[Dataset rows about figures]
*****

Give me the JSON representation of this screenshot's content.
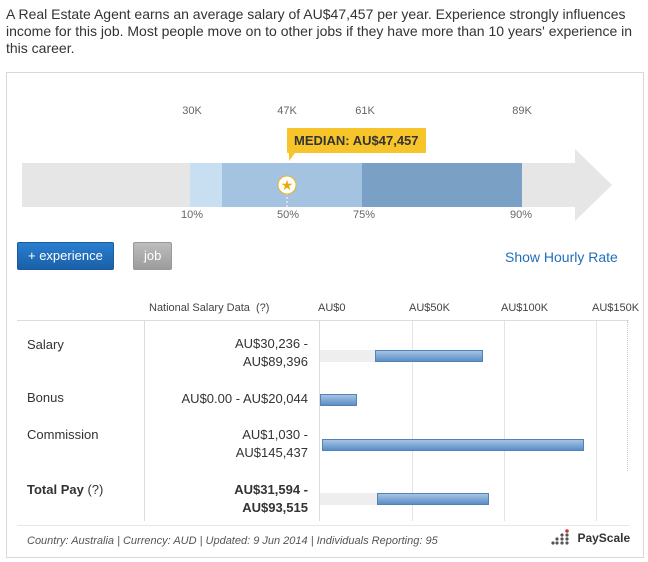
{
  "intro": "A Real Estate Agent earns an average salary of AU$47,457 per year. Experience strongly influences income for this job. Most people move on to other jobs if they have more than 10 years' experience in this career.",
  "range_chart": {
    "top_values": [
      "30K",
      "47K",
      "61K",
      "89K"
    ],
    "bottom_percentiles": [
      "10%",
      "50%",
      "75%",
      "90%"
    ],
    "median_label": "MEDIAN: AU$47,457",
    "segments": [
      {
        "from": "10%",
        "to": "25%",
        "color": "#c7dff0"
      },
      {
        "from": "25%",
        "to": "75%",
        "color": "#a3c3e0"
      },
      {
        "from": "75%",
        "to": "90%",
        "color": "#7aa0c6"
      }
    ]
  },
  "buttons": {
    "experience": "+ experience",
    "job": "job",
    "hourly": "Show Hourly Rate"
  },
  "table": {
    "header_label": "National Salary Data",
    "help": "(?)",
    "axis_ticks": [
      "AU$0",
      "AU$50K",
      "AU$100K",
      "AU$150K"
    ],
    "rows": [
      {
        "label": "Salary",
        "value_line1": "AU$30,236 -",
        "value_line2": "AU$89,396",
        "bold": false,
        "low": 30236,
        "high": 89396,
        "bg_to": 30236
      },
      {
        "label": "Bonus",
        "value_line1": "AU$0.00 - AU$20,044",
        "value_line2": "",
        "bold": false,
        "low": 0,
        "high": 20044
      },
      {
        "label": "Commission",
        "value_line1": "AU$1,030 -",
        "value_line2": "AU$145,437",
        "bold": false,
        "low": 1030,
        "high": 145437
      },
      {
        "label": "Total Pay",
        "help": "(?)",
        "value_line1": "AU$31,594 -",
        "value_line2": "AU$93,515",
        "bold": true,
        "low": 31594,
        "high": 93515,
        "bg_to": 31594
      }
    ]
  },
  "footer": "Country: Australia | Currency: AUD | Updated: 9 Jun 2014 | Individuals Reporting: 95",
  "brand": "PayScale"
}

*****

In the entries above, identify every line with the string "color".

        "color": "#c7dff0"
        "color": "#a3c3e0"
        "color": "#7aa0c6"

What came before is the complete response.